Recorded data
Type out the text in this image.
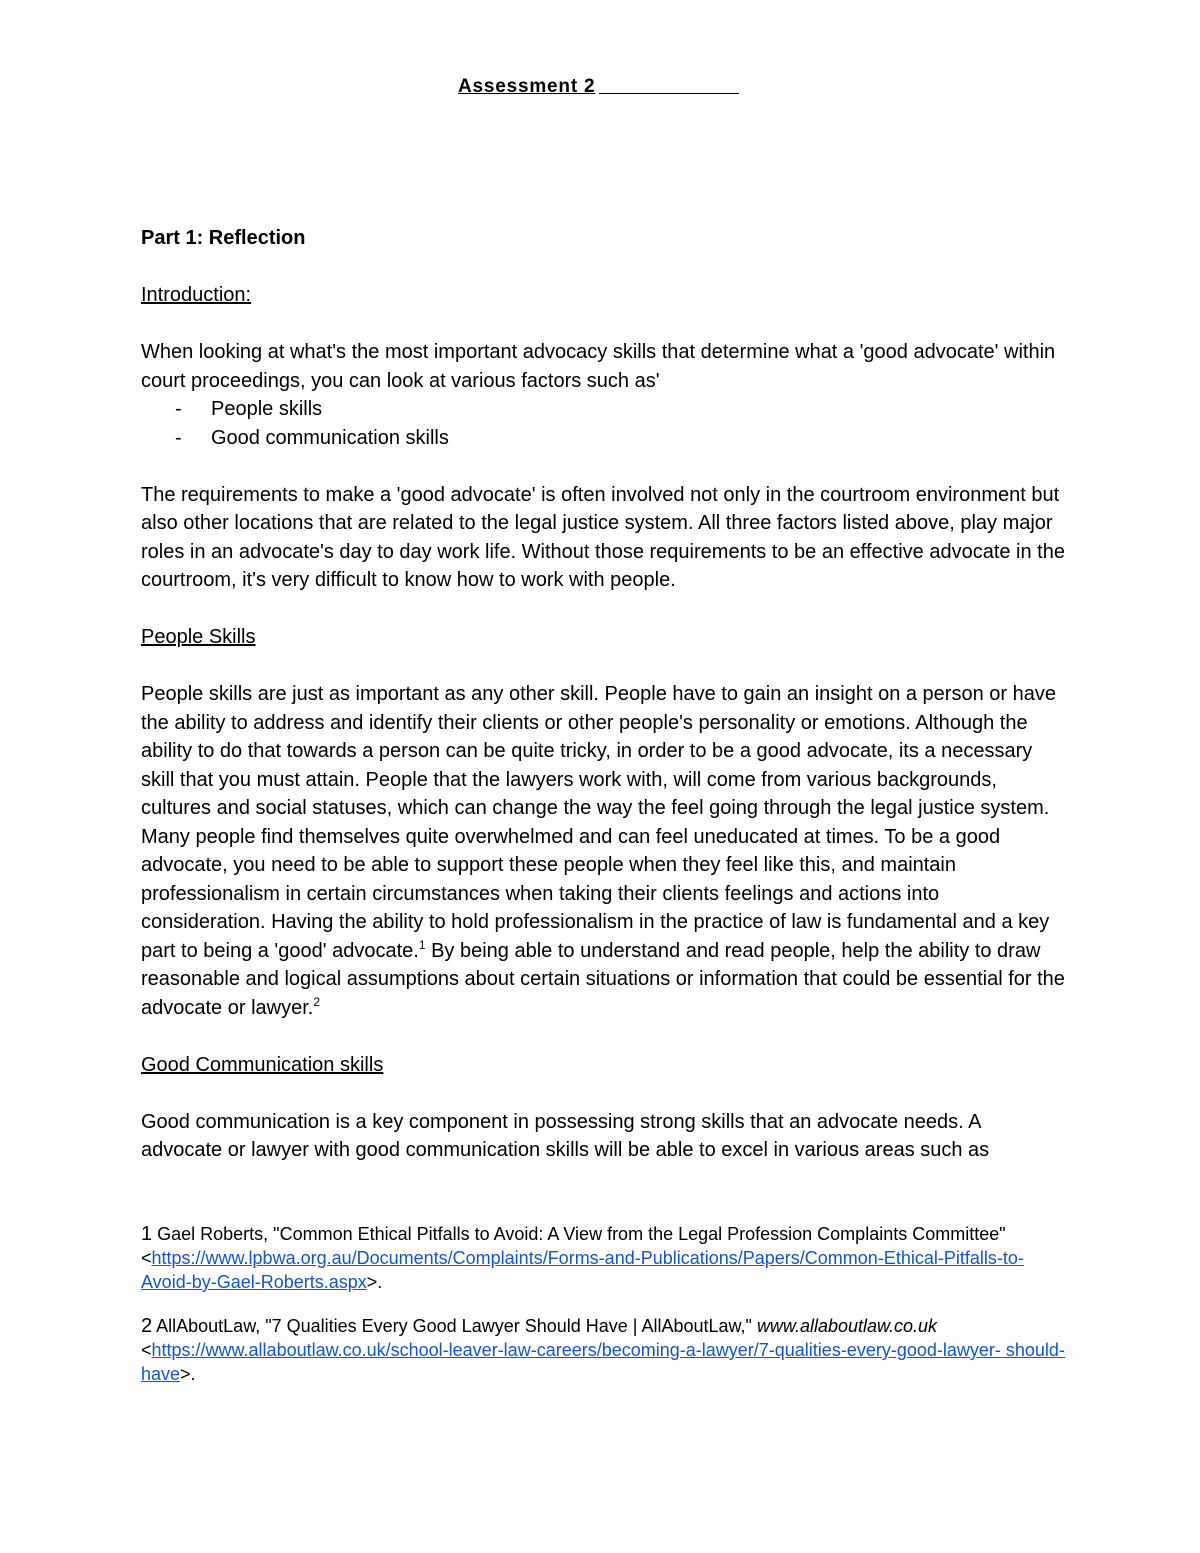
Assessment 2
Part 1: Reflection
Introduction:

When looking at what's the most important advocacy skills that determine what a 'good advocate' within court proceedings, you can look at various factors such as'

- People skills
- Good communication skills

The requirements to make a 'good advocate' is often involved not only in the courtroom environment but also other locations that are related to the legal justice system. All three factors listed above, play major roles in an advocate's day to day work life. Without those requirements to be an effective advocate in the courtroom, it's very difficult to know how to work with people.

People Skills

People skills are just as important as any other skill. People have to gain an insight on a person or have the ability to address and identify their clients or other people's personality or emotions. Although the ability to do that towards a person can be quite tricky, in order to be a good advocate, its a necessary skill that you must attain. People that the lawyers work with, will come from various backgrounds, cultures and social statuses, which can change the way the feel going through the legal justice system. Many people find themselves quite overwhelmed and can feel uneducated at times. To be a good advocate, you need to be able to support these people when they feel like this, and maintain professionalism in certain circumstances when taking their clients feelings and actions into consideration. Having the ability to hold professionalism in the practice of law is fundamental and a key part to being a 'good' advocate.$^1$ By being able to understand and read people, help the ability to draw reasonable and logical assumptions about certain situations or information that could be essential for the advocate or lawyer.$^2$

Good Communication skills

Good communication is a key component in possessing strong skills that an advocate needs. A advocate or lawyer with good communication skills will be able to excel in various areas such as

1 Gael Roberts, "Common Ethical Pitfalls to Avoid: A View from the Legal Profession Complaints Committee" <https://www.lpbwa.org.au/Documents/Complaints/Forms-and-Publications/Papers/Common-Ethical-Pitfalls-to- Avoid-by-Gael-Roberts.aspx>.
2 AllAboutLaw, "7 Qualities Every Good Lawyer Should Have | AllAboutLaw," www.allaboutlaw.co.uk <https://www.allaboutlaw.co.uk/school-leaver-law-careers/becoming-a-lawyer/7-qualities-every-good-lawyer- should-have>.
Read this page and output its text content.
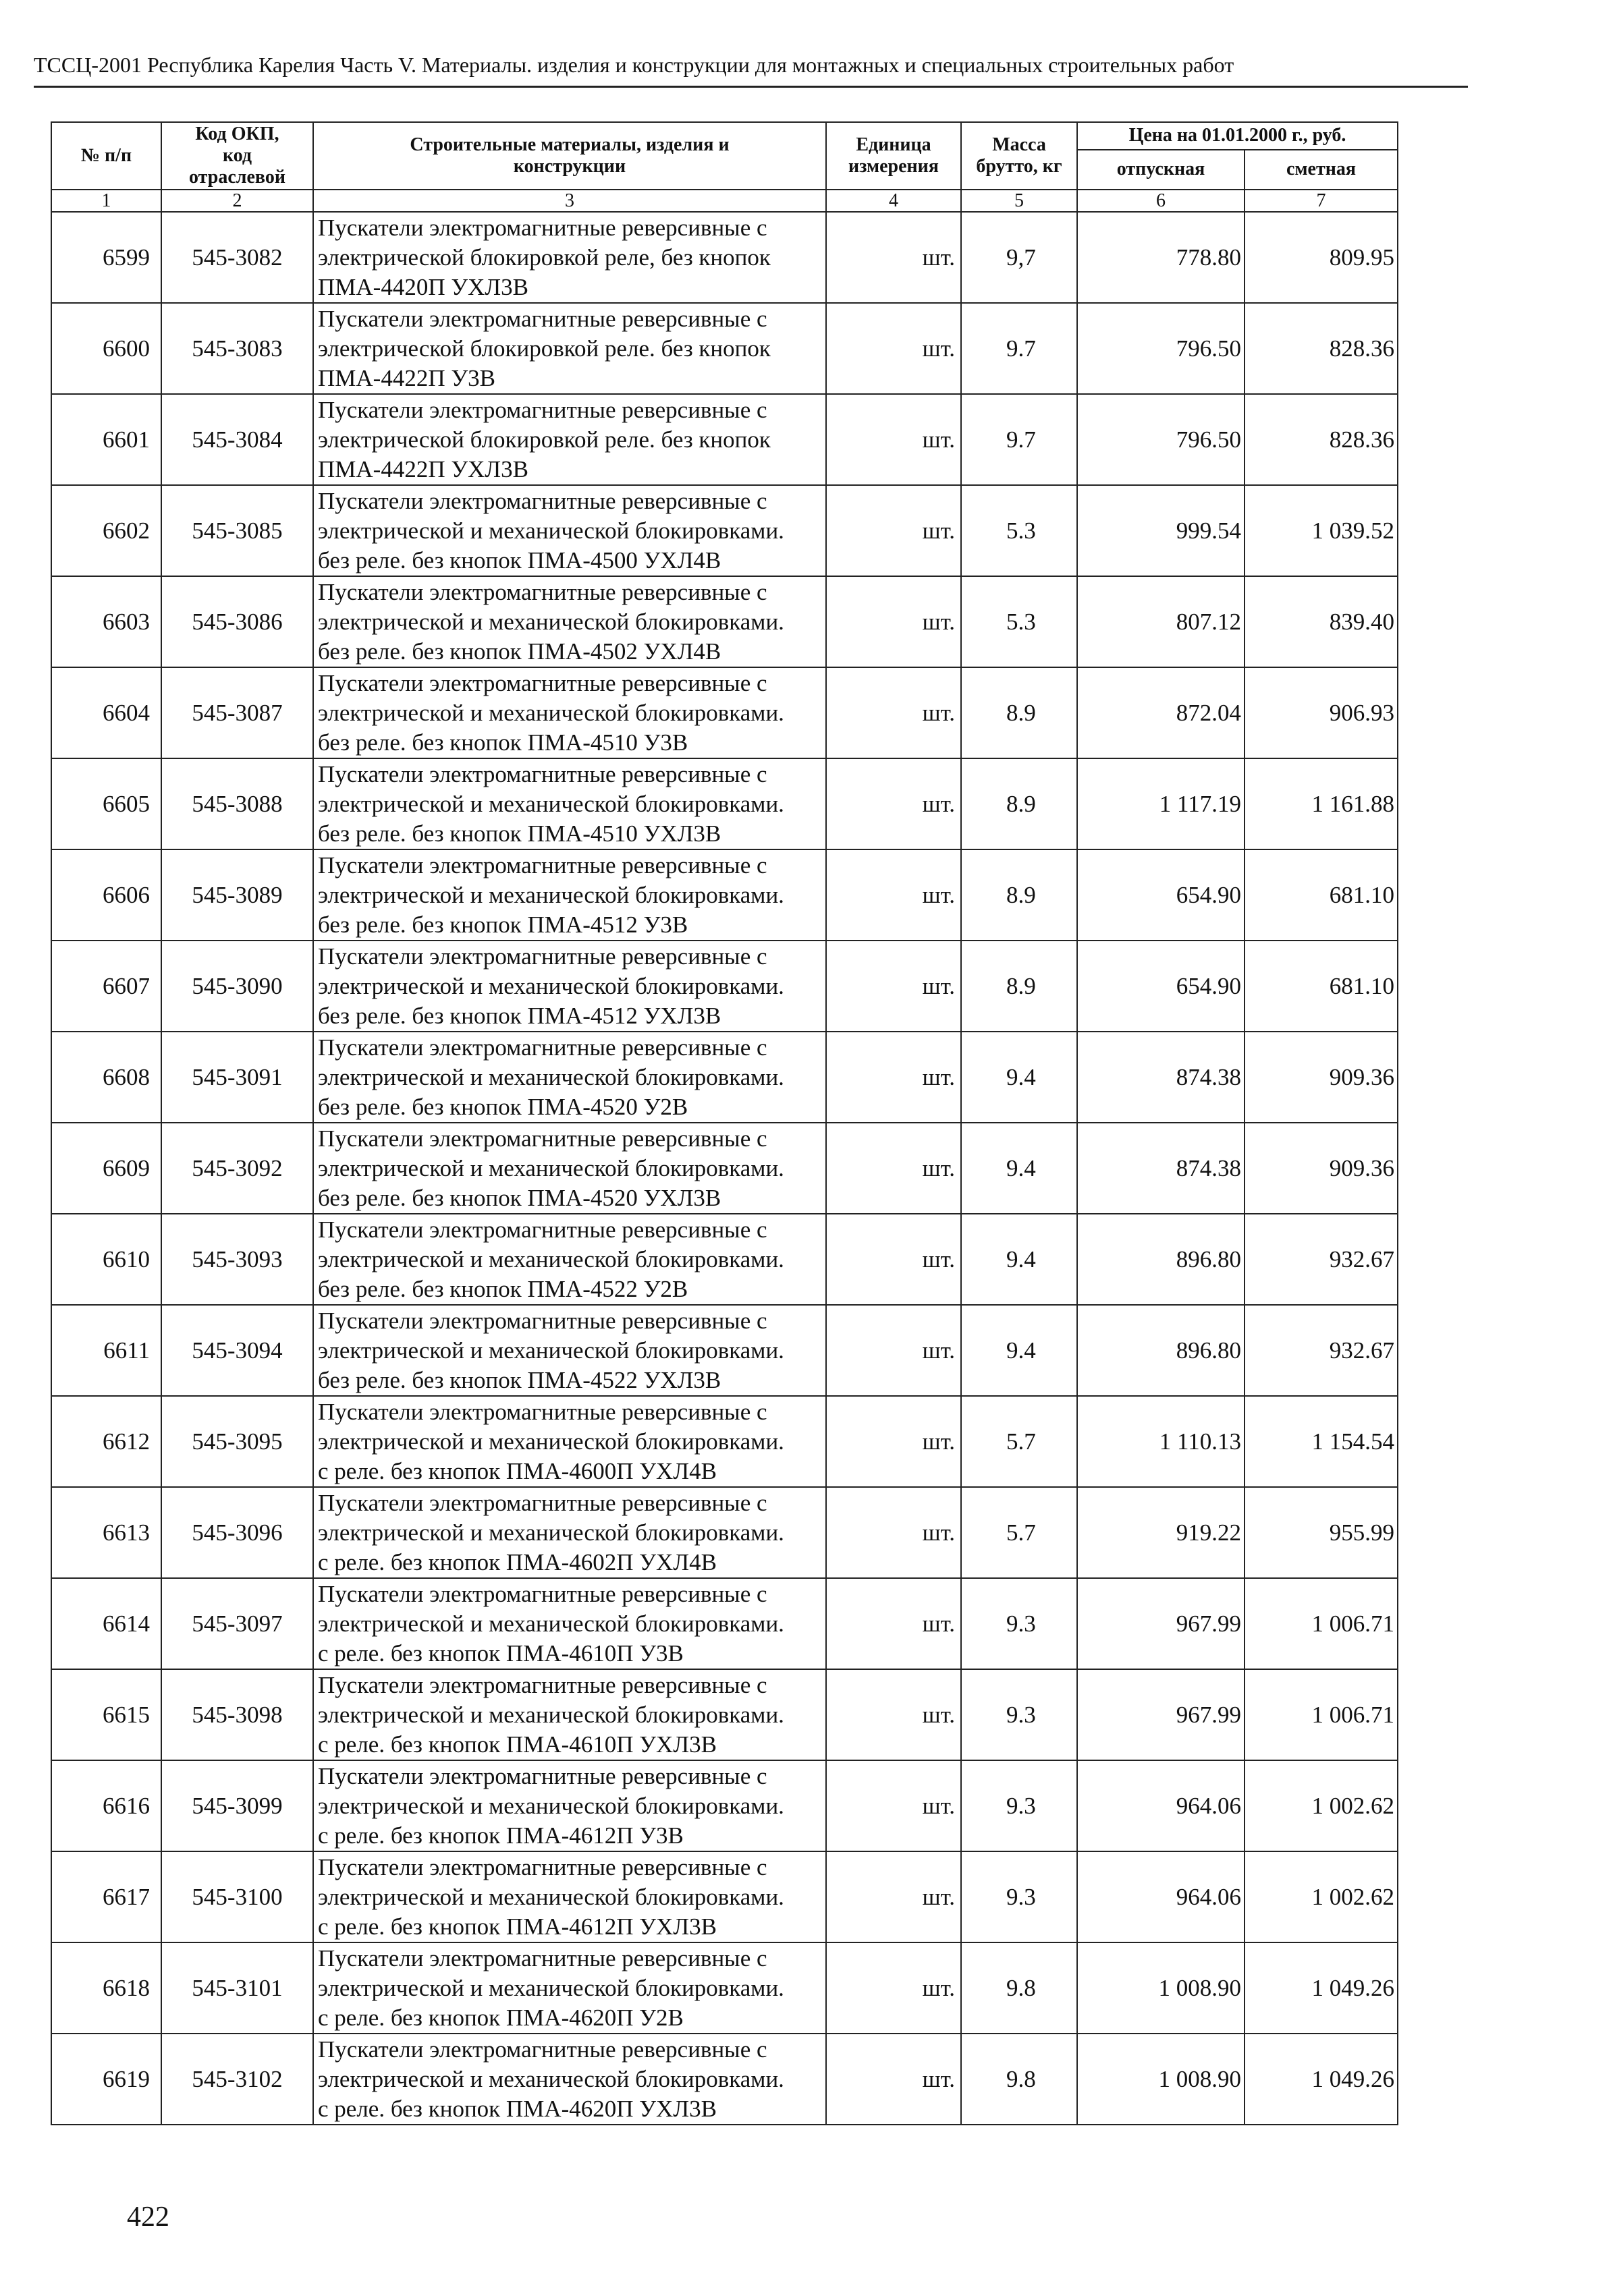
ТССЦ-2001 Республика Карелия Часть V. Материалы. изделия и конструкции для монтажных и специальных строительных работ
№ п/п	Код ОКП,
код
отраслевой	Строительные материалы, изделия и
конструкции	Единица
измерения	Масса
брутто, кг	Цена на 01.01.2000 г., руб.	
					отпускная	сметная
1	2	3	4	5	6	7
6599	545-3082	Пускатели электромагнитные реверсивные с
электрической блокировкой реле, без кнопок
ПМА-4420П УХЛ3В	шт.	9,7	778.80	809.95
6600	545-3083	Пускатели электромагнитные реверсивные с
электрической блокировкой реле. без кнопок
ПМА-4422П У3В	шт.	9.7	796.50	828.36
6601	545-3084	Пускатели электромагнитные реверсивные с
электрической блокировкой реле. без кнопок
ПМА-4422П УХЛ3В	шт.	9.7	796.50	828.36
6602	545-3085	Пускатели электромагнитные реверсивные с
электрической и механической блокировками.
без реле. без кнопок ПМА-4500 УХЛ4В	шт.	5.3	999.54	1 039.52
6603	545-3086	Пускатели электромагнитные реверсивные с
электрической и механической блокировками.
без реле. без кнопок ПМА-4502 УХЛ4В	шт.	5.3	807.12	839.40
6604	545-3087	Пускатели электромагнитные реверсивные с
электрической и механической блокировками.
без реле. без кнопок ПМА-4510 У3В	шт.	8.9	872.04	906.93
6605	545-3088	Пускатели электромагнитные реверсивные с
электрической и механической блокировками.
без реле. без кнопок ПМА-4510 УХЛ3В	шт.	8.9	1 117.19	1 161.88
6606	545-3089	Пускатели электромагнитные реверсивные с
электрической и механической блокировками.
без реле. без кнопок ПМА-4512 У3В	шт.	8.9	654.90	681.10
6607	545-3090	Пускатели электромагнитные реверсивные с
электрической и механической блокировками.
без реле. без кнопок ПМА-4512 УХЛ3В	шт.	8.9	654.90	681.10
6608	545-3091	Пускатели электромагнитные реверсивные с
электрической и механической блокировками.
без реле. без кнопок ПМА-4520 У2В	шт.	9.4	874.38	909.36
6609	545-3092	Пускатели электромагнитные реверсивные с
электрической и механической блокировками.
без реле. без кнопок ПМА-4520 УХЛ3В	шт.	9.4	874.38	909.36
6610	545-3093	Пускатели электромагнитные реверсивные с
электрической и механической блокировками.
без реле. без кнопок ПМА-4522 У2В	шт.	9.4	896.80	932.67
6611	545-3094	Пускатели электромагнитные реверсивные с
электрической и механической блокировками.
без реле. без кнопок ПМА-4522 УХЛ3В	шт.	9.4	896.80	932.67
6612	545-3095	Пускатели электромагнитные реверсивные с
электрической и механической блокировками.
с реле. без кнопок ПМА-4600П УХЛ4В	шт.	5.7	1 110.13	1 154.54
6613	545-3096	Пускатели электромагнитные реверсивные с
электрической и механической блокировками.
с реле. без кнопок ПМА-4602П УХЛ4В	шт.	5.7	919.22	955.99
6614	545-3097	Пускатели электромагнитные реверсивные с
электрической и механической блокировками.
с реле. без кнопок ПМА-4610П У3В	шт.	9.3	967.99	1 006.71
6615	545-3098	Пускатели электромагнитные реверсивные с
электрической и механической блокировками.
с реле. без кнопок ПМА-4610П УХЛ3В	шт.	9.3	967.99	1 006.71
6616	545-3099	Пускатели электромагнитные реверсивные с
электрической и механической блокировками.
с реле. без кнопок ПМА-4612П У3В	шт.	9.3	964.06	1 002.62
6617	545-3100	Пускатели электромагнитные реверсивные с
электрической и механической блокировками.
с реле. без кнопок ПМА-4612П УХЛ3В	шт.	9.3	964.06	1 002.62
6618	545-3101	Пускатели электромагнитные реверсивные с
электрической и механической блокировками.
с реле. без кнопок ПМА-4620П У2В	шт.	9.8	1 008.90	1 049.26
6619	545-3102	Пускатели электромагнитные реверсивные с
электрической и механической блокировками.
с реле. без кнопок ПМА-4620П УХЛ3В	шт.	9.8	1 008.90	1 049.26
422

**WORK TO DO**: Pull out all lines from the entries above that include the word "such".

**RESPONSE TO THIS TASK**:
When looking at what's the most important advocacy skills that determine what a 'good advocate' within court proceedings, you can look at various factors such as'
Good communication is a key component in possessing strong skills that an advocate needs. A advocate or lawyer with good communication skills will be able to excel in various areas such as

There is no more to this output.